▶ _Exercise details_: Where a line in the listing contains the string "learning", copy that line out.

Extracted records:
## begin
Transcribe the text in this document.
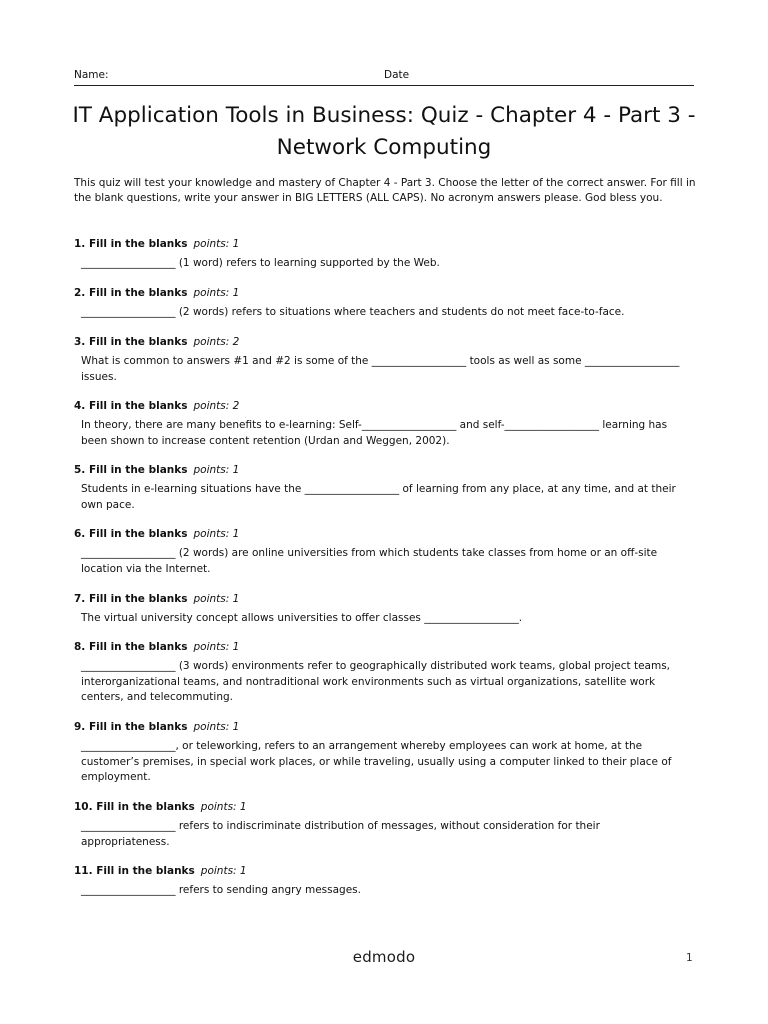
Name:	Date
IT Application Tools in Business: Quiz - Chapter 4 - Part 3 - Network Computing

This quiz will test your knowledge and mastery of Chapter 4 - Part 3. Choose the letter of the correct answer. For fill in the blank questions, write your answer in BIG LETTERS (ALL CAPS). No acronym answers please. God bless you.

1. Fill in the blanks points: 1
__________________ (1 word) refers to learning supported by the Web.
2. Fill in the blanks points: 1
__________________ (2 words) refers to situations where teachers and students do not meet face-to-face.
3. Fill in the blanks points: 2
What is common to answers #1 and #2 is some of the __________________ tools as well as some __________________ issues.
4. Fill in the blanks points: 2
In theory, there are many benefits to e-learning: Self-__________________ and self-__________________ learning has been shown to increase content retention (Urdan and Weggen, 2002).
5. Fill in the blanks points: 1
Students in e-learning situations have the __________________ of learning from any place, at any time, and at their own pace.
6. Fill in the blanks points: 1
__________________ (2 words) are online universities from which students take classes from home or an off-site location via the Internet.
7. Fill in the blanks points: 1
The virtual university concept allows universities to offer classes __________________.
8. Fill in the blanks points: 1
__________________ (3 words) environments refer to geographically distributed work teams, global project teams, interorganizational teams, and nontraditional work environments such as virtual organizations, satellite work centers, and telecommuting.
9. Fill in the blanks points: 1
__________________, or teleworking, refers to an arrangement whereby employees can work at home, at the customer’s premises, in special work places, or while traveling, usually using a computer linked to their place of employment.
10. Fill in the blanks points: 1
__________________ refers to indiscriminate distribution of messages, without consideration for their appropriateness.
11. Fill in the blanks points: 1
__________________ refers to sending angry messages.
edmodo	1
## end
▶ _Written response_:
__________________ (1 word) refers to learning supported by the Web.
In theory, there are many benefits to e-learning: Self-__________________ and self-__________________ learning has been shown to increase content retention (Urdan and Weggen, 2002).
Students in e-learning situations have the __________________ of learning from any place, at any time, and at their own pace.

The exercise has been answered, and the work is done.